Copy out every line of the following records verbatim, keeping each character, space and line break unchanged.

-*-*-

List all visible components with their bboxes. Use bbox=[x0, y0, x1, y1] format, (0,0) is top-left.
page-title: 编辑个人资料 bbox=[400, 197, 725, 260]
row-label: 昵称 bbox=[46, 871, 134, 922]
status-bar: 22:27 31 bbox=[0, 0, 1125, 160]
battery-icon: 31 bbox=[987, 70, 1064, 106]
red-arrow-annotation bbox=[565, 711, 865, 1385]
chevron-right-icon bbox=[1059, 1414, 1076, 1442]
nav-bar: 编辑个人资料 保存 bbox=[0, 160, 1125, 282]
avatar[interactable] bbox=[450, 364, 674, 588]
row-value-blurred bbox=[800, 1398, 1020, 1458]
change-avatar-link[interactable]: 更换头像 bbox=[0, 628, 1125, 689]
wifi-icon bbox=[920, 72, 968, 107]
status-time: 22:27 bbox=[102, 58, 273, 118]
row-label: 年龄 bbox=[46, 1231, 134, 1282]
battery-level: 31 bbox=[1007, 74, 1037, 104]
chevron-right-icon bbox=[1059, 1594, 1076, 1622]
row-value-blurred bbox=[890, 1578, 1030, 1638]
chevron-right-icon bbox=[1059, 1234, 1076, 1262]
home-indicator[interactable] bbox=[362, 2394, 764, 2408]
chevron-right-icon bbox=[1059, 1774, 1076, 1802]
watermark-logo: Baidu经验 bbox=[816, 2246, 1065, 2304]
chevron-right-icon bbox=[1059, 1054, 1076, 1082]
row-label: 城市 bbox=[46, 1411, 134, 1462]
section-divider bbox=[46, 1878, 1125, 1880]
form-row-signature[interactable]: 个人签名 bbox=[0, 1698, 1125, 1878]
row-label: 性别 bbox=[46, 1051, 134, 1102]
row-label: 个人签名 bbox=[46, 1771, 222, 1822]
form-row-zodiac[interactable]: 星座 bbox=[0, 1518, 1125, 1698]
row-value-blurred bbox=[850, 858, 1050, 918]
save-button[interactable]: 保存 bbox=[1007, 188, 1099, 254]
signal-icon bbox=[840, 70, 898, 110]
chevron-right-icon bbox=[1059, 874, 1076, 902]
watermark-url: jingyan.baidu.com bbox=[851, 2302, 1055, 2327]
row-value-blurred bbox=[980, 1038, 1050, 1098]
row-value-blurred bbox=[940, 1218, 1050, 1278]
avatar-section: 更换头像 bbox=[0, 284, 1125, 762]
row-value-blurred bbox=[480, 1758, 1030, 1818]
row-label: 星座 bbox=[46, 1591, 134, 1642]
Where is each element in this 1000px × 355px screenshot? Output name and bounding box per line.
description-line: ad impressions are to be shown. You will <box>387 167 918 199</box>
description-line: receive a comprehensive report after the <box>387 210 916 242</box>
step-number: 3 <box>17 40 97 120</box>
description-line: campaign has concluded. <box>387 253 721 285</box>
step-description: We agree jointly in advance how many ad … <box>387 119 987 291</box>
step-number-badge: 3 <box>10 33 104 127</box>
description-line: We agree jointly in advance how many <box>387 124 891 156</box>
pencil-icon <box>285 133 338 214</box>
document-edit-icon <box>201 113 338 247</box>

-*-*-

> **SOLUTION FOR THIS PROBLEM**
List all visible components with their bboxes. Use bbox=[x0, y0, x1, y1] format, (0,0) is top-left.
page-title: 编辑个人资料 bbox=[400, 197, 725, 260]
row-label: 昵称 bbox=[46, 871, 134, 922]
status-bar: 22:27 31 bbox=[0, 0, 1125, 160]
battery-icon: 31 bbox=[987, 70, 1064, 106]
red-arrow-annotation bbox=[565, 711, 865, 1385]
chevron-right-icon bbox=[1059, 1414, 1076, 1442]
nav-bar: 编辑个人资料 保存 bbox=[0, 160, 1125, 282]
avatar[interactable] bbox=[450, 364, 674, 588]
row-value-blurred bbox=[800, 1398, 1020, 1458]
change-avatar-link[interactable]: 更换头像 bbox=[0, 628, 1125, 689]
wifi-icon bbox=[920, 72, 968, 107]
status-time: 22:27 bbox=[102, 58, 273, 118]
row-label: 年龄 bbox=[46, 1231, 134, 1282]
battery-level: 31 bbox=[1007, 74, 1037, 104]
chevron-right-icon bbox=[1059, 1594, 1076, 1622]
row-value-blurred bbox=[890, 1578, 1030, 1638]
chevron-right-icon bbox=[1059, 1234, 1076, 1262]
home-indicator[interactable] bbox=[362, 2394, 764, 2408]
chevron-right-icon bbox=[1059, 1774, 1076, 1802]
watermark-logo: Baidu经验 bbox=[816, 2246, 1065, 2304]
chevron-right-icon bbox=[1059, 1054, 1076, 1082]
row-label: 城市 bbox=[46, 1411, 134, 1462]
section-divider bbox=[46, 1878, 1125, 1880]
form-row-signature[interactable]: 个人签名 bbox=[0, 1698, 1125, 1878]
row-label: 性别 bbox=[46, 1051, 134, 1102]
row-label: 个人签名 bbox=[46, 1771, 222, 1822]
form-row-zodiac[interactable]: 星座 bbox=[0, 1518, 1125, 1698]
row-value-blurred bbox=[850, 858, 1050, 918]
save-button[interactable]: 保存 bbox=[1007, 188, 1099, 254]
signal-icon bbox=[840, 70, 898, 110]
chevron-right-icon bbox=[1059, 874, 1076, 902]
watermark-url: jingyan.baidu.com bbox=[851, 2302, 1055, 2327]
row-value-blurred bbox=[980, 1038, 1050, 1098]
row-value-blurred bbox=[940, 1218, 1050, 1278]
avatar-section: 更换头像 bbox=[0, 284, 1125, 762]
row-value-blurred bbox=[480, 1758, 1030, 1818]
row-label: 星座 bbox=[46, 1591, 134, 1642]
Where is each element in this 1000px × 355px screenshot? Output name and bounding box per line.
description-line: ad impressions are to be shown. You will <box>387 167 918 199</box>
description-line: receive a comprehensive report after the <box>387 210 916 242</box>
step-number: 3 <box>17 40 97 120</box>
description-line: campaign has concluded. <box>387 253 721 285</box>
step-description: We agree jointly in advance how many ad … <box>387 119 987 291</box>
step-number-badge: 3 <box>10 33 104 127</box>
description-line: We agree jointly in advance how many <box>387 124 891 156</box>
pencil-icon <box>285 133 338 214</box>
document-edit-icon <box>201 113 338 247</box>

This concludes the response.